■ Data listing
________________________

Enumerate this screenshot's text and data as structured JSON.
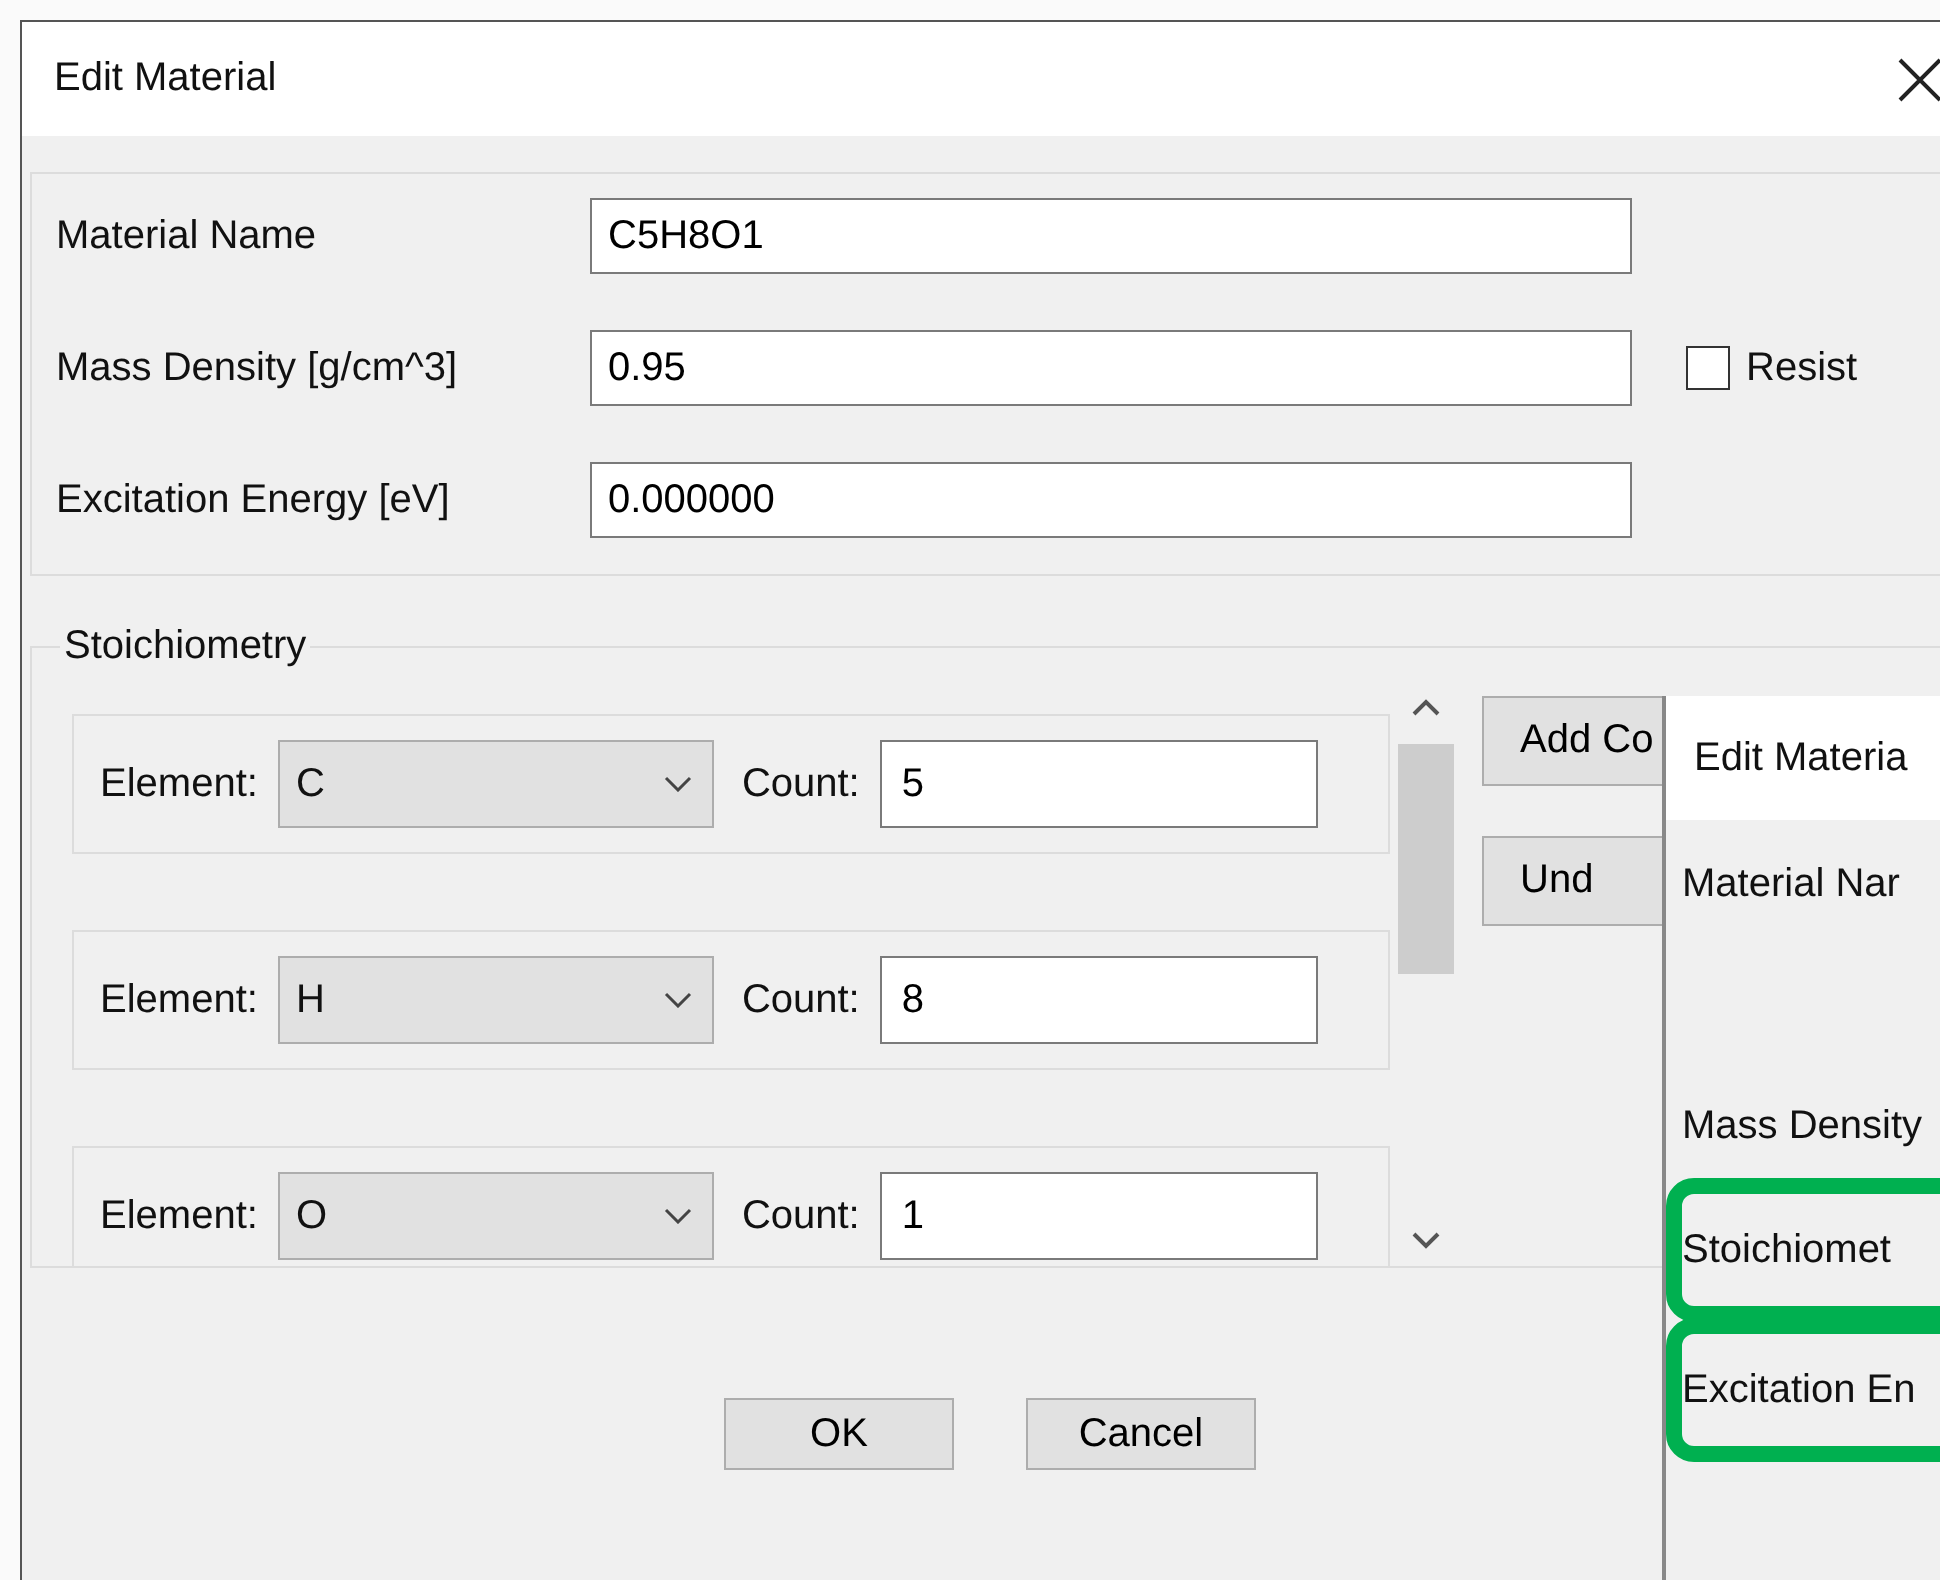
{
  "window": {
    "title": "Edit Material"
  },
  "fields": [
    {
      "label": "Material Name",
      "value": "C5H8O1"
    },
    {
      "label": "Mass Density [g/cm^3]",
      "value": "0.95"
    },
    {
      "label": "Excitation Energy [eV]",
      "value": "0.000000"
    }
  ],
  "resist": {
    "label": "Resist",
    "checked": false
  },
  "stoichiometry": {
    "title": "Stoichiometry",
    "rows": [
      {
        "element_label": "Element:",
        "element": "C",
        "count_label": "Count:",
        "count": "5"
      },
      {
        "element_label": "Element:",
        "element": "H",
        "count_label": "Count:",
        "count": "8"
      },
      {
        "element_label": "Element:",
        "element": "O",
        "count_label": "Count:",
        "count": "1"
      }
    ]
  },
  "side_buttons": [
    "Add Co",
    "Und"
  ],
  "buttons": [
    "OK",
    "Cancel"
  ],
  "overlay_window": {
    "title": "Edit Materia",
    "labels": [
      {
        "text": "Material Nar",
        "highlighted": false
      },
      {
        "text": "Mass Density",
        "highlighted": false
      },
      {
        "text": "Stoichiomet",
        "highlighted": true
      },
      {
        "text": "Excitation En",
        "highlighted": true
      }
    ]
  }
}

________________________

■ AIM
Can you repeat every record above exactly, apart from the pictures?

■ SOLUTION TO THIS TASK
Enumerate this screenshot's text and data as structured JSON.
{
  "window": {
    "title": "Edit Material"
  },
  "fields": [
    {
      "label": "Material Name",
      "value": "C5H8O1"
    },
    {
      "label": "Mass Density [g/cm^3]",
      "value": "0.95"
    },
    {
      "label": "Excitation Energy [eV]",
      "value": "0.000000"
    }
  ],
  "resist": {
    "label": "Resist",
    "checked": false
  },
  "stoichiometry": {
    "title": "Stoichiometry",
    "rows": [
      {
        "element_label": "Element:",
        "element": "C",
        "count_label": "Count:",
        "count": "5"
      },
      {
        "element_label": "Element:",
        "element": "H",
        "count_label": "Count:",
        "count": "8"
      },
      {
        "element_label": "Element:",
        "element": "O",
        "count_label": "Count:",
        "count": "1"
      }
    ]
  },
  "side_buttons": [
    "Add Co",
    "Und"
  ],
  "buttons": [
    "OK",
    "Cancel"
  ],
  "overlay_window": {
    "title": "Edit Materia",
    "labels": [
      {
        "text": "Material Nar",
        "highlighted": false
      },
      {
        "text": "Mass Density",
        "highlighted": false
      },
      {
        "text": "Stoichiomet",
        "highlighted": true
      },
      {
        "text": "Excitation En",
        "highlighted": true
      }
    ]
  }
}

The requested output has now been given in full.